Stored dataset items
begin
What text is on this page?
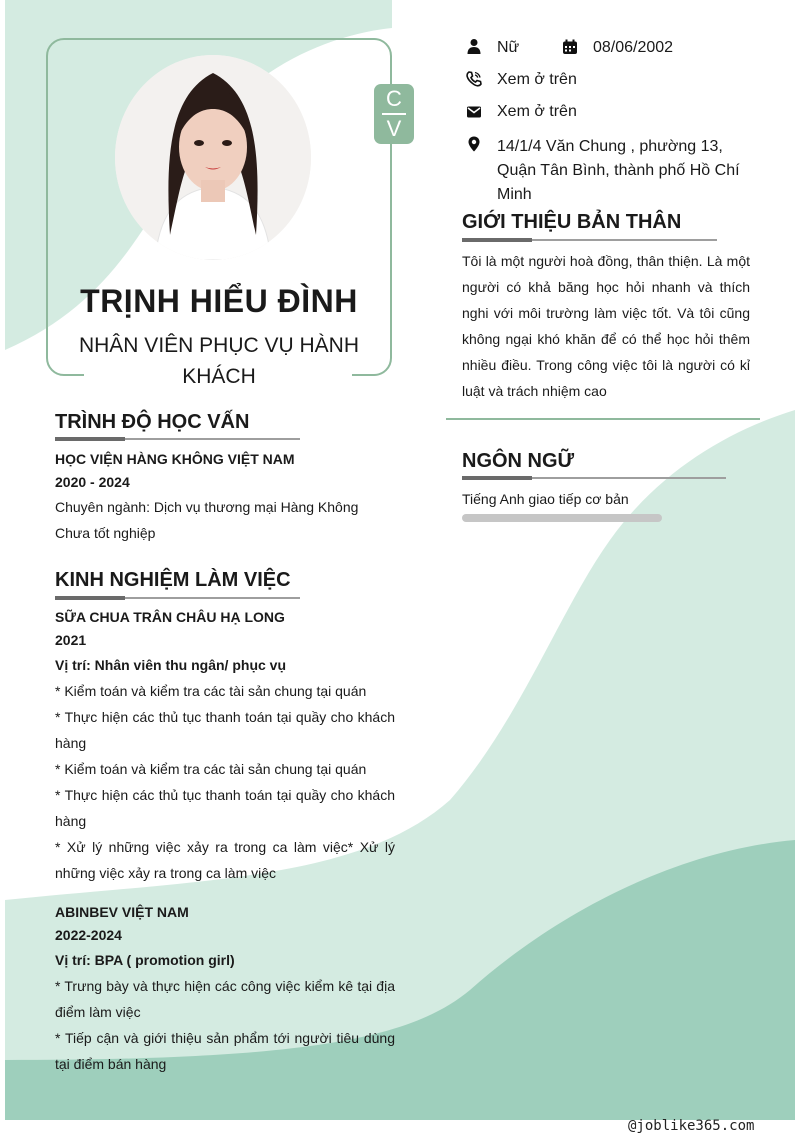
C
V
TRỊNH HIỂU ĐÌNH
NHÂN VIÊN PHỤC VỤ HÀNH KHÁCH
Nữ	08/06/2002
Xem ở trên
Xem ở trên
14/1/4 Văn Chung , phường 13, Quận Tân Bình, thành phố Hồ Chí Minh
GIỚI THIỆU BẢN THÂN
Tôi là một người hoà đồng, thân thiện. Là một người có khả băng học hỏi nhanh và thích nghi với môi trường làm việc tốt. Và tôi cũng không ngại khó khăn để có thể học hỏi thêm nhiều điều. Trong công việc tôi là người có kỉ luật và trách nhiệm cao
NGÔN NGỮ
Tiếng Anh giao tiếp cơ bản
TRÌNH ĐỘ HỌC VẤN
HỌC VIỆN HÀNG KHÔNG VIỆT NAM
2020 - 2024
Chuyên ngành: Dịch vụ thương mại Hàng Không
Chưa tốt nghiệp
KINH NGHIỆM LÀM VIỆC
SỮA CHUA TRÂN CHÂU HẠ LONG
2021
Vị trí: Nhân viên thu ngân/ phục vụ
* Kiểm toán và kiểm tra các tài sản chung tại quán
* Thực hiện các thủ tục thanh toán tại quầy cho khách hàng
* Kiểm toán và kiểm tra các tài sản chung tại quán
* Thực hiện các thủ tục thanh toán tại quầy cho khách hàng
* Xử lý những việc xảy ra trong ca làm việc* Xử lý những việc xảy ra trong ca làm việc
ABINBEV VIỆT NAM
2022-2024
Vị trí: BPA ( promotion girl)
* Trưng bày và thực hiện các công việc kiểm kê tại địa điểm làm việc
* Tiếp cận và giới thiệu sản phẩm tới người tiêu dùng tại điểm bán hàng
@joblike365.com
end
begin
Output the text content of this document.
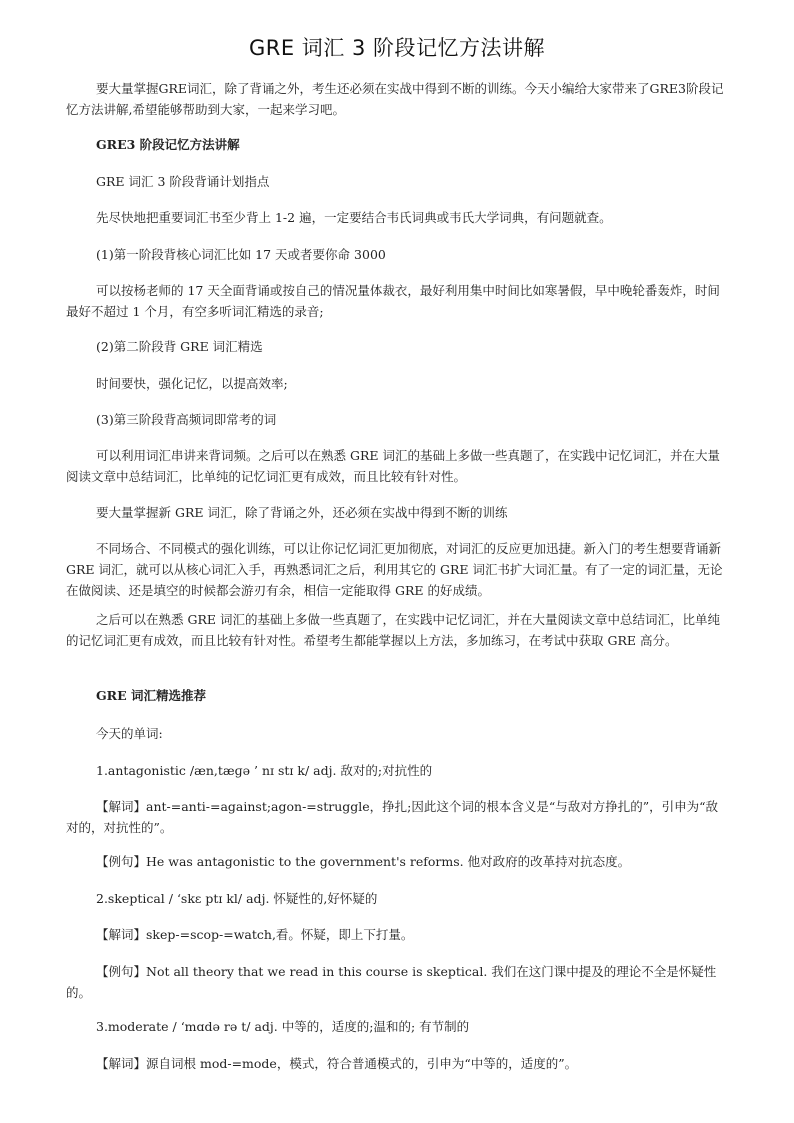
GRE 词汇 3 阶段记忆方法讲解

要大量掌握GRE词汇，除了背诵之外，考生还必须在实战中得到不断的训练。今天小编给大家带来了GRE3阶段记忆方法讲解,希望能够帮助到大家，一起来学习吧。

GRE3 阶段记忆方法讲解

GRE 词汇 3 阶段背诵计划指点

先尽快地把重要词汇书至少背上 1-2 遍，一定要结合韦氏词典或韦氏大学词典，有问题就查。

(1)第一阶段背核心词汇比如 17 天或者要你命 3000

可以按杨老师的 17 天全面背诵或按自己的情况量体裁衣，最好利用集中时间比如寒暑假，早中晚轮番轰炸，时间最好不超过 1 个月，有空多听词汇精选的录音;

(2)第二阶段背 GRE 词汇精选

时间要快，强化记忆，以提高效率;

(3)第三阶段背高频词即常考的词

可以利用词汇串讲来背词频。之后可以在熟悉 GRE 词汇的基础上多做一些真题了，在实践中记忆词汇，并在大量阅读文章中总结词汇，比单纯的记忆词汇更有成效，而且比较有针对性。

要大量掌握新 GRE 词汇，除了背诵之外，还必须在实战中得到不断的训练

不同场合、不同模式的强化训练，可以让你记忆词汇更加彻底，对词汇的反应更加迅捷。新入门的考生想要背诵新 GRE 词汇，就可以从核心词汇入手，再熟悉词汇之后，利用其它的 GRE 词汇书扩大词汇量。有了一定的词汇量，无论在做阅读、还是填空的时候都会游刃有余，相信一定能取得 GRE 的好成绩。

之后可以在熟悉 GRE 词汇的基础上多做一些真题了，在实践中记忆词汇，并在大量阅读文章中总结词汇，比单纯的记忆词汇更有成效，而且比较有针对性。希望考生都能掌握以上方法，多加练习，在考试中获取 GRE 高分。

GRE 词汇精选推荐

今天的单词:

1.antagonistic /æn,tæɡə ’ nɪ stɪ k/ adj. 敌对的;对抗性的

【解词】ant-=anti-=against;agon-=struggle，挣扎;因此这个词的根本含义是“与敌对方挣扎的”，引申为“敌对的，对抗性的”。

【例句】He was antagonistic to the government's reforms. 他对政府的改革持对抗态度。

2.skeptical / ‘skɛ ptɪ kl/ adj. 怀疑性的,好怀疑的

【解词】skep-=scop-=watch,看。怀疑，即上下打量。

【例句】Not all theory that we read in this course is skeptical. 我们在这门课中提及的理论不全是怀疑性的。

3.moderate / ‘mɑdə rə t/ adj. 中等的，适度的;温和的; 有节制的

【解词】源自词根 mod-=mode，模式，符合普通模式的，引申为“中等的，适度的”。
end
Exercise goal:
Using the listing, say how many lines include the word "text", and add nothing else.

Worked answer:
2